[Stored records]

◆ ◆ ◆ ◆ ◆

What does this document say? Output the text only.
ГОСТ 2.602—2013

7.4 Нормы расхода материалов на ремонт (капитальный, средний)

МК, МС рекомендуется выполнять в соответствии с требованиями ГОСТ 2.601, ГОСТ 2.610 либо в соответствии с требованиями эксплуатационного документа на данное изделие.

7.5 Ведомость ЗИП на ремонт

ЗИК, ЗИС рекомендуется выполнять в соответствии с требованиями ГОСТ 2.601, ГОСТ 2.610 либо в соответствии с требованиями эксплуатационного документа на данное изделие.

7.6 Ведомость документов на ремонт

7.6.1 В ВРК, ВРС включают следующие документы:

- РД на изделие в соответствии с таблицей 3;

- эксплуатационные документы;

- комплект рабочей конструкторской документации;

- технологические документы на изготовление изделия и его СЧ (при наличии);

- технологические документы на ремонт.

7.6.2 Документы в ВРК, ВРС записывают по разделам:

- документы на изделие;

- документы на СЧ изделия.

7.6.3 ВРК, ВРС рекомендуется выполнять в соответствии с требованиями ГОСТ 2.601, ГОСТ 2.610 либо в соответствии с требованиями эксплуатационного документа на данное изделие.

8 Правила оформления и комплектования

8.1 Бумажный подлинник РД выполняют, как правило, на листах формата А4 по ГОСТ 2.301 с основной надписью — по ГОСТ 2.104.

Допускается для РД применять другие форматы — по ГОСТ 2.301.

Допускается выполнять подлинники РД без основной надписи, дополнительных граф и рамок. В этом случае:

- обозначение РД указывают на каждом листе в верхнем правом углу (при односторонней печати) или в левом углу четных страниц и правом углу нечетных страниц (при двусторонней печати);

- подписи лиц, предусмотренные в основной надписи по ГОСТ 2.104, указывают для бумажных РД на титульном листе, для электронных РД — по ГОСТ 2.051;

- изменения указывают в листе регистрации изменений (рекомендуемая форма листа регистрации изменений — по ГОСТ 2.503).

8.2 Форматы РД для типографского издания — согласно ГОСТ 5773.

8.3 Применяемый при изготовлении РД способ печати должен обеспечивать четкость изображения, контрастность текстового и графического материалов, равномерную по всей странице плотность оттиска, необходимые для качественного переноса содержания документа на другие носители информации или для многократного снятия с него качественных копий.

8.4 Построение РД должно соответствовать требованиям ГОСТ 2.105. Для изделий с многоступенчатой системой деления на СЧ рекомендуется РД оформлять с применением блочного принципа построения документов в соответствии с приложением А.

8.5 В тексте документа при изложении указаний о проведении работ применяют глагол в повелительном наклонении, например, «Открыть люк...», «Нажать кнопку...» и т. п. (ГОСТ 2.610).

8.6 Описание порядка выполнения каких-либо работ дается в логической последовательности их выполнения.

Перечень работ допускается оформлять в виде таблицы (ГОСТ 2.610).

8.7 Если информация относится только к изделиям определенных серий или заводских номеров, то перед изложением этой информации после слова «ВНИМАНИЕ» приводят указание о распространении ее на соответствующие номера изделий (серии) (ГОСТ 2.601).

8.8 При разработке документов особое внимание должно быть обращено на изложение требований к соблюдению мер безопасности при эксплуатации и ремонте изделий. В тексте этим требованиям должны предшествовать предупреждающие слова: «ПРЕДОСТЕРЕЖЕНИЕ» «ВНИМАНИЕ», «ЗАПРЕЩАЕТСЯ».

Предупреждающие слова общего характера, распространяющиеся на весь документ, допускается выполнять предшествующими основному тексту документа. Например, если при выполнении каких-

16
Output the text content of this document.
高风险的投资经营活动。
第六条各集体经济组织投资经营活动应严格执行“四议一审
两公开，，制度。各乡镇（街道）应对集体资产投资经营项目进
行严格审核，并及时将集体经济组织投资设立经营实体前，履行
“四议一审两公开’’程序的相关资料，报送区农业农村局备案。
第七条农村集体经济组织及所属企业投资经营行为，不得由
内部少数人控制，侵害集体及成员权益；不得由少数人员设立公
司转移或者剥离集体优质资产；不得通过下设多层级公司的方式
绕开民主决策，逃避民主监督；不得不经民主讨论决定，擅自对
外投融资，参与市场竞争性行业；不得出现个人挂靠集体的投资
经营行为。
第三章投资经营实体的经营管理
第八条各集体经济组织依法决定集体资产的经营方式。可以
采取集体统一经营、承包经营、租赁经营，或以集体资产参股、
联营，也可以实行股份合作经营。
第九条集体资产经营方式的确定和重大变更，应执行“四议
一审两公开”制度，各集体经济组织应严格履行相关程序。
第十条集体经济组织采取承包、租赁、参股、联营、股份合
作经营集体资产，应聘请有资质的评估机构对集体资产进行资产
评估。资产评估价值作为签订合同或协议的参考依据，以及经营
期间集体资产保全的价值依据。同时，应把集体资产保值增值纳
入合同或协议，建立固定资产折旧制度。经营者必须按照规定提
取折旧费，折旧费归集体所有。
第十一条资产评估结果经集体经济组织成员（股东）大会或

◆ ◆ ◆ ◆ ◆

* **REQUIREMENTS**
Reproduce the entries above in full, verbatim.

* **ANSWER TO THE EXERCISE**
What does this document say? Output the text only.
ГОСТ 2.602—2013

7.4 Нормы расхода материалов на ремонт (капитальный, средний)

МК, МС рекомендуется выполнять в соответствии с требованиями ГОСТ 2.601, ГОСТ 2.610 либо в соответствии с требованиями эксплуатационного документа на данное изделие.

7.5 Ведомость ЗИП на ремонт

ЗИК, ЗИС рекомендуется выполнять в соответствии с требованиями ГОСТ 2.601, ГОСТ 2.610 либо в соответствии с требованиями эксплуатационного документа на данное изделие.

7.6 Ведомость документов на ремонт

7.6.1 В ВРК, ВРС включают следующие документы:

- РД на изделие в соответствии с таблицей 3;

- эксплуатационные документы;

- комплект рабочей конструкторской документации;

- технологические документы на изготовление изделия и его СЧ (при наличии);

- технологические документы на ремонт.

7.6.2 Документы в ВРК, ВРС записывают по разделам:

- документы на изделие;

- документы на СЧ изделия.

7.6.3 ВРК, ВРС рекомендуется выполнять в соответствии с требованиями ГОСТ 2.601, ГОСТ 2.610 либо в соответствии с требованиями эксплуатационного документа на данное изделие.

8 Правила оформления и комплектования

8.1 Бумажный подлинник РД выполняют, как правило, на листах формата А4 по ГОСТ 2.301 с основной надписью — по ГОСТ 2.104.

Допускается для РД применять другие форматы — по ГОСТ 2.301.

Допускается выполнять подлинники РД без основной надписи, дополнительных граф и рамок. В этом случае:

- обозначение РД указывают на каждом листе в верхнем правом углу (при односторонней печати) или в левом углу четных страниц и правом углу нечетных страниц (при двусторонней печати);

- подписи лиц, предусмотренные в основной надписи по ГОСТ 2.104, указывают для бумажных РД на титульном листе, для электронных РД — по ГОСТ 2.051;

- изменения указывают в листе регистрации изменений (рекомендуемая форма листа регистрации изменений — по ГОСТ 2.503).

8.2 Форматы РД для типографского издания — согласно ГОСТ 5773.

8.3 Применяемый при изготовлении РД способ печати должен обеспечивать четкость изображения, контрастность текстового и графического материалов, равномерную по всей странице плотность оттиска, необходимые для качественного переноса содержания документа на другие носители информации или для многократного снятия с него качественных копий.

8.4 Построение РД должно соответствовать требованиям ГОСТ 2.105. Для изделий с многоступенчатой системой деления на СЧ рекомендуется РД оформлять с применением блочного принципа построения документов в соответствии с приложением А.

8.5 В тексте документа при изложении указаний о проведении работ применяют глагол в повелительном наклонении, например, «Открыть люк...», «Нажать кнопку...» и т. п. (ГОСТ 2.610).

8.6 Описание порядка выполнения каких-либо работ дается в логической последовательности их выполнения.

Перечень работ допускается оформлять в виде таблицы (ГОСТ 2.610).

8.7 Если информация относится только к изделиям определенных серий или заводских номеров, то перед изложением этой информации после слова «ВНИМАНИЕ» приводят указание о распространении ее на соответствующие номера изделий (серии) (ГОСТ 2.601).

8.8 При разработке документов особое внимание должно быть обращено на изложение требований к соблюдению мер безопасности при эксплуатации и ремонте изделий. В тексте этим требованиям должны предшествовать предупреждающие слова: «ПРЕДОСТЕРЕЖЕНИЕ» «ВНИМАНИЕ», «ЗАПРЕЩАЕТСЯ».

Предупреждающие слова общего характера, распространяющиеся на весь документ, допускается выполнять предшествующими основному тексту документа. Например, если при выполнении каких-

16
Output the text content of this document.
高风险的投资经营活动。
第六条各集体经济组织投资经营活动应严格执行“四议一审
两公开，，制度。各乡镇（街道）应对集体资产投资经营项目进
行严格审核，并及时将集体经济组织投资设立经营实体前，履行
“四议一审两公开’’程序的相关资料，报送区农业农村局备案。
第七条农村集体经济组织及所属企业投资经营行为，不得由
内部少数人控制，侵害集体及成员权益；不得由少数人员设立公
司转移或者剥离集体优质资产；不得通过下设多层级公司的方式
绕开民主决策，逃避民主监督；不得不经民主讨论决定，擅自对
外投融资，参与市场竞争性行业；不得出现个人挂靠集体的投资
经营行为。
第三章投资经营实体的经营管理
第八条各集体经济组织依法决定集体资产的经营方式。可以
采取集体统一经营、承包经营、租赁经营，或以集体资产参股、
联营，也可以实行股份合作经营。
第九条集体资产经营方式的确定和重大变更，应执行“四议
一审两公开”制度，各集体经济组织应严格履行相关程序。
第十条集体经济组织采取承包、租赁、参股、联营、股份合
作经营集体资产，应聘请有资质的评估机构对集体资产进行资产
评估。资产评估价值作为签订合同或协议的参考依据，以及经营
期间集体资产保全的价值依据。同时，应把集体资产保值增值纳
入合同或协议，建立固定资产折旧制度。经营者必须按照规定提
取折旧费，折旧费归集体所有。
第十一条资产评估结果经集体经济组织成员（股东）大会或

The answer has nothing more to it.